▶ **GOAL**
Copy the data that follows, character for character, minus the pictures.

▶ **DATA LINES**
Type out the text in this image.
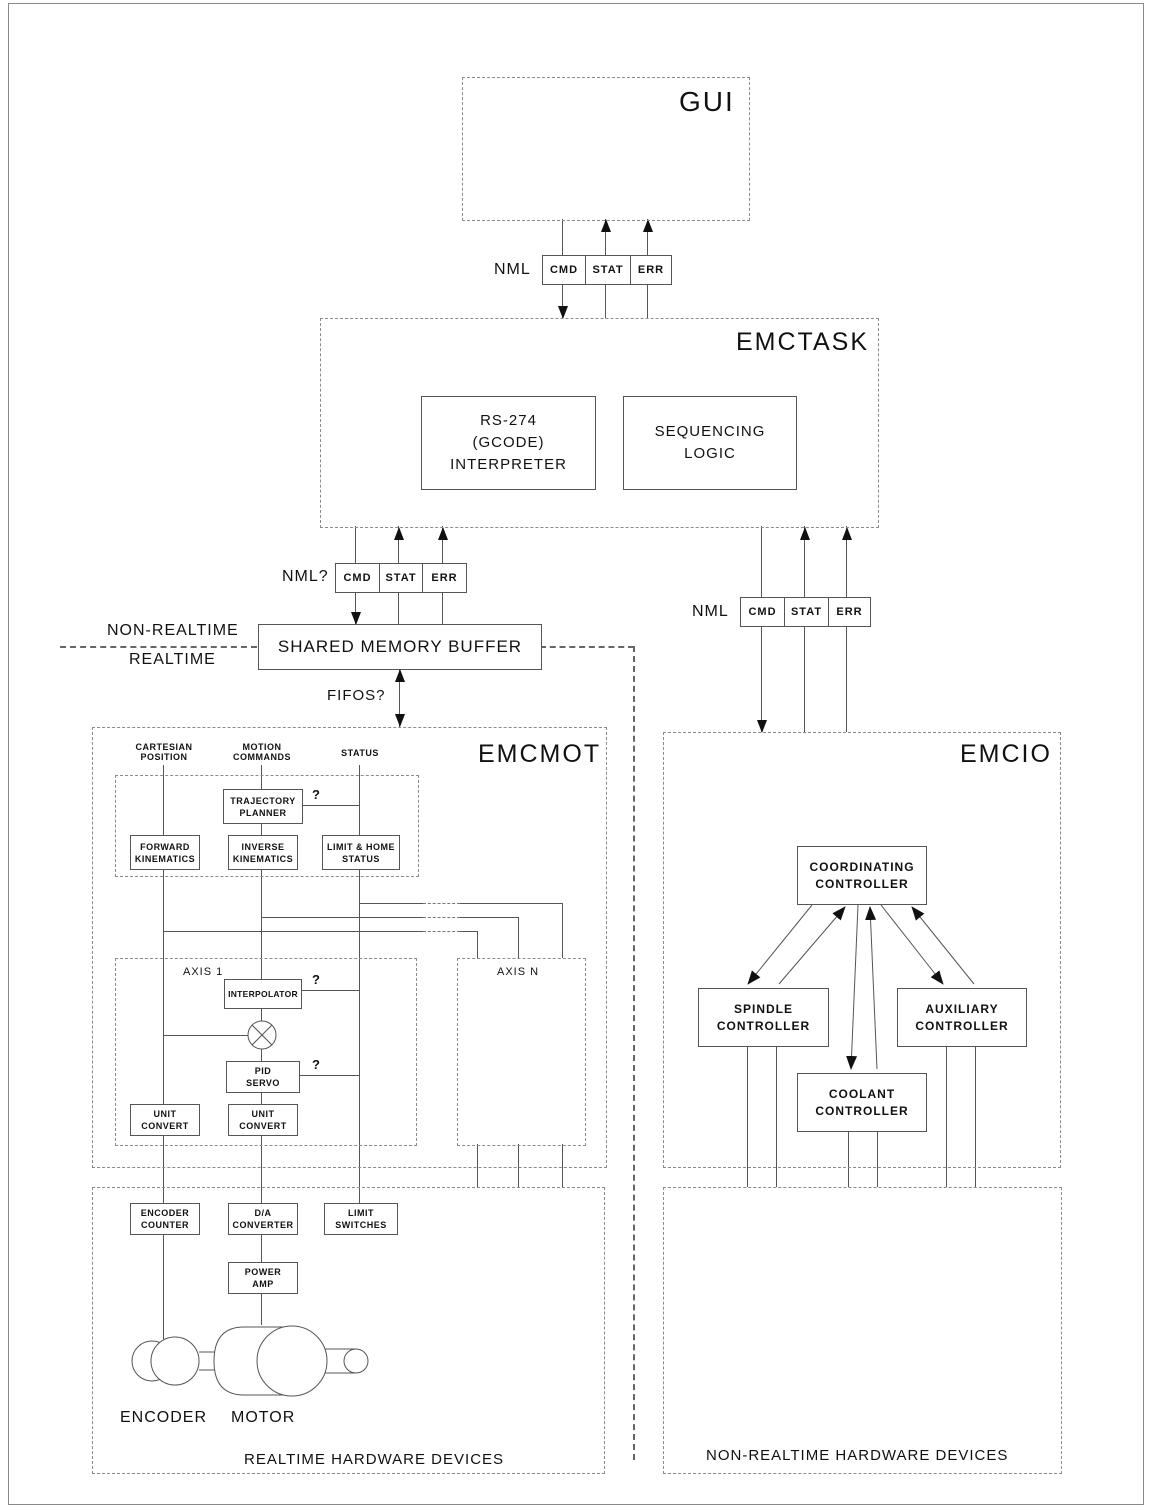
GUI
EMCTASK
EMCMOT	EMCIO
NML
NML?
NML
NON-REALTIME
REALTIME
FIFOS?
CMD	STAT	ERR
CMD	STAT	ERR
CMD	STAT	ERR
RS-274
(GCODE)
INTERPRETER
SEQUENCING
LOGIC
SHARED MEMORY BUFFER
CARTESIAN
POSITION
MOTION
COMMANDS	STATUS
TRAJECTORY
PLANNER
FORWARD
KINEMATICS
INVERSE
KINEMATICS
LIMIT & HOME
STATUS
AXIS 1	AXIS N
INTERPOLATOR
PID
SERVO
UNIT
CONVERT
UNIT
CONVERT
?
?
?
COORDINATING
CONTROLLER
SPINDLE
CONTROLLER
AUXILIARY
CONTROLLER
COOLANT
CONTROLLER
ENCODER
COUNTER
D/A
CONVERTER
LIMIT
SWITCHES
POWER
AMP
ENCODER MOTOR
REALTIME HARDWARE DEVICES	NON-REALTIME HARDWARE DEVICES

▶ **THE ANSWER**
Type out the text in this image.
GUI
EMCTASK
EMCMOT	EMCIO
NML
NML?
NML
NON-REALTIME
REALTIME
FIFOS?
CMD	STAT	ERR
CMD	STAT	ERR
CMD	STAT	ERR
RS-274
(GCODE)
INTERPRETER
SEQUENCING
LOGIC
SHARED MEMORY BUFFER
CARTESIAN
POSITION
MOTION
COMMANDS	STATUS
TRAJECTORY
PLANNER
FORWARD
KINEMATICS
INVERSE
KINEMATICS
LIMIT & HOME
STATUS
AXIS 1	AXIS N
INTERPOLATOR
PID
SERVO
UNIT
CONVERT
UNIT
CONVERT
?
?
?
COORDINATING
CONTROLLER
SPINDLE
CONTROLLER
AUXILIARY
CONTROLLER
COOLANT
CONTROLLER
ENCODER
COUNTER
D/A
CONVERTER
LIMIT
SWITCHES
POWER
AMP
ENCODER MOTOR
REALTIME HARDWARE DEVICES	NON-REALTIME HARDWARE DEVICES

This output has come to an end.